Work to complete =
Find how many lines in the data below include the word "macro", then write only that number.

Stored records =
━━━━━━━━━━━━━━━━━━━━━━━━━━━━━━

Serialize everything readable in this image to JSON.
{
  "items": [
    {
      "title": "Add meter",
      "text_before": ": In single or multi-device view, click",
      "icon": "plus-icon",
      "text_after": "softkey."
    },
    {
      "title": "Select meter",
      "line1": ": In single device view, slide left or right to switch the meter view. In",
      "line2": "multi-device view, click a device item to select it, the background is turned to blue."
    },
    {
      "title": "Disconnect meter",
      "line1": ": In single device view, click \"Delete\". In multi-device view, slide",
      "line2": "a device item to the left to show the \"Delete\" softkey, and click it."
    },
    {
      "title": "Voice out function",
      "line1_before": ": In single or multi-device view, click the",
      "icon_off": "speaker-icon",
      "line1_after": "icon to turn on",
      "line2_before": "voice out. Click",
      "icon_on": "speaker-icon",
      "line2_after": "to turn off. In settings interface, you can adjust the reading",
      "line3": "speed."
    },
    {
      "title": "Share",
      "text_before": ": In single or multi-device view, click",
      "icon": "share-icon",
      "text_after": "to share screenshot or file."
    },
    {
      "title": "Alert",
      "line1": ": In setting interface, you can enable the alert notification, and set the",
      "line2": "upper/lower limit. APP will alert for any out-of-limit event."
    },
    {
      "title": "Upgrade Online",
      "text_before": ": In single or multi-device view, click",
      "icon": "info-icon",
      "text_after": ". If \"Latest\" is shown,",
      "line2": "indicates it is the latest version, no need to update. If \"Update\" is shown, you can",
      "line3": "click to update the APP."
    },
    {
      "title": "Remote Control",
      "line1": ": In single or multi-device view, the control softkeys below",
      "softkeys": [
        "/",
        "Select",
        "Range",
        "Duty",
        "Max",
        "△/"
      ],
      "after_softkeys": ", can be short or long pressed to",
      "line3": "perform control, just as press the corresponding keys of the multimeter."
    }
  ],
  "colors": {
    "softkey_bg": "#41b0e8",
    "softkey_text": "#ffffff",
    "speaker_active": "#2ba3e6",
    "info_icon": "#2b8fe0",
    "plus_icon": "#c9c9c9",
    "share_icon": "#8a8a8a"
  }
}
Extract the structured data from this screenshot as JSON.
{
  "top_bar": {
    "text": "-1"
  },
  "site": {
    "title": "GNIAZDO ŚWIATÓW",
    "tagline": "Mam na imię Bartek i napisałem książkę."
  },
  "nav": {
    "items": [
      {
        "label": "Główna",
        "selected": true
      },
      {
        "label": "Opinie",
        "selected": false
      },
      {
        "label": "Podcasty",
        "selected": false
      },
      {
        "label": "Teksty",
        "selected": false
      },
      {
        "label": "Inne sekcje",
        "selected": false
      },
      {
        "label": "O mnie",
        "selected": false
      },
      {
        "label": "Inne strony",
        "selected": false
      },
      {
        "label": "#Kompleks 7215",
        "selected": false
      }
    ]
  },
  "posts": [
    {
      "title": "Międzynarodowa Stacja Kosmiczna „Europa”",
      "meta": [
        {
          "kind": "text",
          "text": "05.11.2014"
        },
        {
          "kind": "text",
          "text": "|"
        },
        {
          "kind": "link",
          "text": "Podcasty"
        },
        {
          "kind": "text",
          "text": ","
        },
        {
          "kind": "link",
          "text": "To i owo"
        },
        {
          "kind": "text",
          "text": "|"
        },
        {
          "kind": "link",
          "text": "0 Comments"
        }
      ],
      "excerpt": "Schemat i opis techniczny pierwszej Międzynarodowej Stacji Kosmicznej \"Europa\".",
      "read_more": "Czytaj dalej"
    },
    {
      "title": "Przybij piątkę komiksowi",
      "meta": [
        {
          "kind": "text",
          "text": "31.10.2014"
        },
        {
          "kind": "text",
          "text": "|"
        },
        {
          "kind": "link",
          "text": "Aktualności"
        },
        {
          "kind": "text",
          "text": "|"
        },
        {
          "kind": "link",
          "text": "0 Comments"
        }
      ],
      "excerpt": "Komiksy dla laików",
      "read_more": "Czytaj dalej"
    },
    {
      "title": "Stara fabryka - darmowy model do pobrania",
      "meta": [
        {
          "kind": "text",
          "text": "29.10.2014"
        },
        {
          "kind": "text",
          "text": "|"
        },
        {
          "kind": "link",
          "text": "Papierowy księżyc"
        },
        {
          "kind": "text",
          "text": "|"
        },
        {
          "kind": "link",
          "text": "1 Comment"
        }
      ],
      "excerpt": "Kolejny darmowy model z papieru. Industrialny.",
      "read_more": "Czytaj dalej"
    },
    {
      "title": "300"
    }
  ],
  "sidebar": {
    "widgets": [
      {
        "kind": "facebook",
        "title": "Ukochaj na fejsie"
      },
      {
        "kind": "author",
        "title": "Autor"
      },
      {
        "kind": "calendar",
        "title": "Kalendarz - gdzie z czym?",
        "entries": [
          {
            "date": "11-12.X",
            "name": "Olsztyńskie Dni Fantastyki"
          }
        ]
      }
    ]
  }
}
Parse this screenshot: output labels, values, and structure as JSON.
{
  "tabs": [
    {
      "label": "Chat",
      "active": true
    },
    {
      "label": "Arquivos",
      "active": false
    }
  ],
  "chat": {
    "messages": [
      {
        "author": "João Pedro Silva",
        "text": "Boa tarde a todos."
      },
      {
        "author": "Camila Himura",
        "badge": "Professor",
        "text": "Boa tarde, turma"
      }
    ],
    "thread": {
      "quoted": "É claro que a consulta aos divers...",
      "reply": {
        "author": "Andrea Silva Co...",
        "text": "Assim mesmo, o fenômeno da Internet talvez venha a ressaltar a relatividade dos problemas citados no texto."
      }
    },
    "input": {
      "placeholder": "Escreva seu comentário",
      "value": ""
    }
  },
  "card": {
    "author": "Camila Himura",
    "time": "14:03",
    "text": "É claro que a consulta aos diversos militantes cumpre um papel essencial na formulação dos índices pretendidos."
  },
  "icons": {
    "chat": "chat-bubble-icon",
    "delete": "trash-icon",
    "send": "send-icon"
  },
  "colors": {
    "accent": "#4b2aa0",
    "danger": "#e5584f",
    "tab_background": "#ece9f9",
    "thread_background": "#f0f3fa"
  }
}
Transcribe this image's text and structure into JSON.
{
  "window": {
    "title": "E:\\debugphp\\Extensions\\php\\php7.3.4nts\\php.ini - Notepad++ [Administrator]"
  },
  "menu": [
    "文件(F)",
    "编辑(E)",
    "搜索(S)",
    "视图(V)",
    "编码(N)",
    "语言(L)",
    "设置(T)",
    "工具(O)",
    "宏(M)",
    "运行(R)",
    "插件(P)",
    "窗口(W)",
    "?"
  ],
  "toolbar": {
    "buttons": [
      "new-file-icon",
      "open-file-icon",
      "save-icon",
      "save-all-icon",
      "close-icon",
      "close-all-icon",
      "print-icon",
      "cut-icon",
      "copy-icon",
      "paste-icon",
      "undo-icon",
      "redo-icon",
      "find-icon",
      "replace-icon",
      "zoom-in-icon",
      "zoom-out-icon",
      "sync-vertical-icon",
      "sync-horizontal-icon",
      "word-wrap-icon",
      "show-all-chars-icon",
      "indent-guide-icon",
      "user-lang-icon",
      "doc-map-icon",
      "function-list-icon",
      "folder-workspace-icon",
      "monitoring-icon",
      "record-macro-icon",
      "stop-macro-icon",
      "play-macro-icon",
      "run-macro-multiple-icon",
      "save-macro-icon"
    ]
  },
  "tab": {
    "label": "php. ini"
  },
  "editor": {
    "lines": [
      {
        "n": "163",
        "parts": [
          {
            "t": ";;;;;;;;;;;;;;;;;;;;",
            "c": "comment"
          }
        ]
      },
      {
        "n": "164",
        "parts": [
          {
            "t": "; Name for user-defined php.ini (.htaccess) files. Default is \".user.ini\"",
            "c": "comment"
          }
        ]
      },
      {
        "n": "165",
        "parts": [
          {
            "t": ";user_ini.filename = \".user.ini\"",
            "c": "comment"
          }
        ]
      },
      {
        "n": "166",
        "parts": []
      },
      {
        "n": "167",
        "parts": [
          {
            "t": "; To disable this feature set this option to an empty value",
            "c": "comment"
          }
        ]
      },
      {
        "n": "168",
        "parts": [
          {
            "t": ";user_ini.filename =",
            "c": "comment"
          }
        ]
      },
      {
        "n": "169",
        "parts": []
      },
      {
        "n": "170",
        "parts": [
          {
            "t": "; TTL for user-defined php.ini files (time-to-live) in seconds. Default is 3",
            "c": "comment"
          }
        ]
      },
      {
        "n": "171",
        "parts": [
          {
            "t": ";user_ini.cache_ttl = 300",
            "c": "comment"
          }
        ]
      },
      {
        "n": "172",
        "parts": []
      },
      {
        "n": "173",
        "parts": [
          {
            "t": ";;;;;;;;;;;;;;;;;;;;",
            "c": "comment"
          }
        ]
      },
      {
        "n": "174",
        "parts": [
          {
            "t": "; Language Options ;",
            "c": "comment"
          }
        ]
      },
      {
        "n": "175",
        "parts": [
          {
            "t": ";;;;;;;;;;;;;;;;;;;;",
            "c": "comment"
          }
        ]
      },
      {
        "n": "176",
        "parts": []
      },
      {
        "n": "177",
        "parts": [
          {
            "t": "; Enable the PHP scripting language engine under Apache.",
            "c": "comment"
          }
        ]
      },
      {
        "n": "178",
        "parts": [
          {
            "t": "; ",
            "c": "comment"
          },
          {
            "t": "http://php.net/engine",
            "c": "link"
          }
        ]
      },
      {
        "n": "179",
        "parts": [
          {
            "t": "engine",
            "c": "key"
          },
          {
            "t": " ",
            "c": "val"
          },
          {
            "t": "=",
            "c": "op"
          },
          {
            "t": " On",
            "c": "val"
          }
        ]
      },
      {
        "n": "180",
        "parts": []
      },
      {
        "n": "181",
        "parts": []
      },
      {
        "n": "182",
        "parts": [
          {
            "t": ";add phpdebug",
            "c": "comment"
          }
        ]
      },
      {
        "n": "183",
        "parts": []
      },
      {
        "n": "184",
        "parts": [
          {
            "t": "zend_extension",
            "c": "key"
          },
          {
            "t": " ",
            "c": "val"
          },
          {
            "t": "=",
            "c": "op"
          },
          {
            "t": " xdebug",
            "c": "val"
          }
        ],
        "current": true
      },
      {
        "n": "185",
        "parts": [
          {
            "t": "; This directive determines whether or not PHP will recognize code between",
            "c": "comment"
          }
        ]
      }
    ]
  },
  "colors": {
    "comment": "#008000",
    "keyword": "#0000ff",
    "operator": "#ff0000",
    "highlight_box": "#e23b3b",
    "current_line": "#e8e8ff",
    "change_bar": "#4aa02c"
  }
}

━━━━━━━━━━━━━━━━━━━━━━━━━━━━━━

Response to this exercise =
5